EXERCISE → Without the pictures, copy all the entries below exactly.
·····
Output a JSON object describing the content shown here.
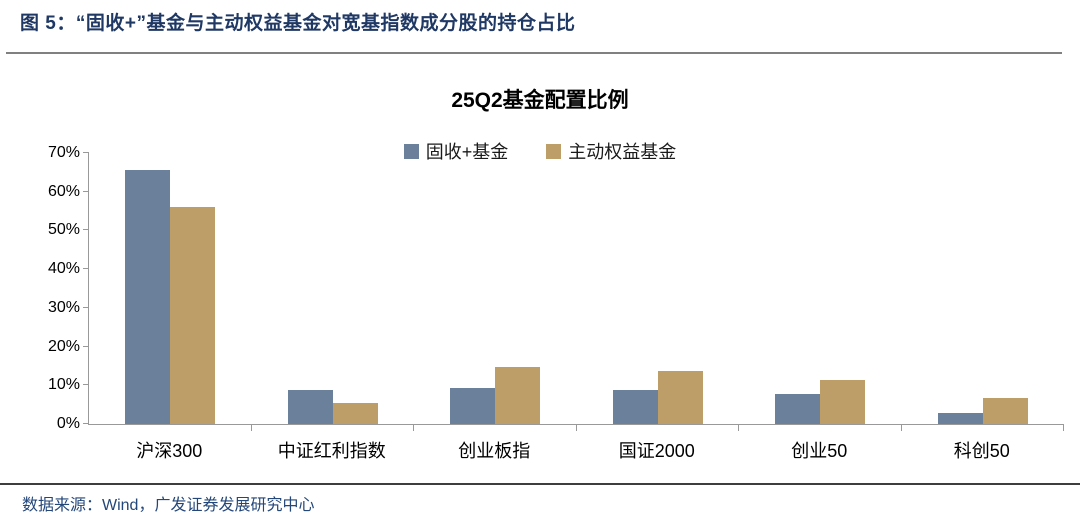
{
  "header": {
    "title": "图 5：“固收+”基金与主动权益基金对宽基指数成分股的持仓占比"
  },
  "footer": {
    "source": "数据来源：Wind，广发证券发展研究中心"
  },
  "chart_data": {
    "type": "bar",
    "title": "25Q2基金配置比例",
    "categories": [
      "沪深300",
      "中证红利指数",
      "创业板指",
      "国证2000",
      "创业50",
      "科创50"
    ],
    "series": [
      {
        "name": "固收+基金",
        "color": "#6A809B",
        "values": [
          65.7,
          8.7,
          9.3,
          8.7,
          7.8,
          2.9
        ]
      },
      {
        "name": "主动权益基金",
        "color": "#BD9D68",
        "values": [
          56.0,
          5.3,
          14.8,
          13.8,
          11.4,
          6.8
        ]
      }
    ],
    "xlabel": "",
    "ylabel": "",
    "ylim": [
      0,
      70
    ],
    "ytick_step": 10,
    "yticks": [
      "0%",
      "10%",
      "20%",
      "30%",
      "40%",
      "50%",
      "60%",
      "70%"
    ],
    "grid": false,
    "legend_position": "top-center",
    "colors": {
      "axis": "#999999",
      "title_text": "#000000",
      "header_text": "#1F3864",
      "source_text": "#24477A"
    }
  }
}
·····
FINAL RESULT →
Output a JSON object describing the content shown here.
{
  "header": {
    "title": "图 5：“固收+”基金与主动权益基金对宽基指数成分股的持仓占比"
  },
  "footer": {
    "source": "数据来源：Wind，广发证券发展研究中心"
  },
  "chart_data": {
    "type": "bar",
    "title": "25Q2基金配置比例",
    "categories": [
      "沪深300",
      "中证红利指数",
      "创业板指",
      "国证2000",
      "创业50",
      "科创50"
    ],
    "series": [
      {
        "name": "固收+基金",
        "color": "#6A809B",
        "values": [
          65.7,
          8.7,
          9.3,
          8.7,
          7.8,
          2.9
        ]
      },
      {
        "name": "主动权益基金",
        "color": "#BD9D68",
        "values": [
          56.0,
          5.3,
          14.8,
          13.8,
          11.4,
          6.8
        ]
      }
    ],
    "xlabel": "",
    "ylabel": "",
    "ylim": [
      0,
      70
    ],
    "ytick_step": 10,
    "yticks": [
      "0%",
      "10%",
      "20%",
      "30%",
      "40%",
      "50%",
      "60%",
      "70%"
    ],
    "grid": false,
    "legend_position": "top-center",
    "colors": {
      "axis": "#999999",
      "title_text": "#000000",
      "header_text": "#1F3864",
      "source_text": "#24477A"
    }
  }
}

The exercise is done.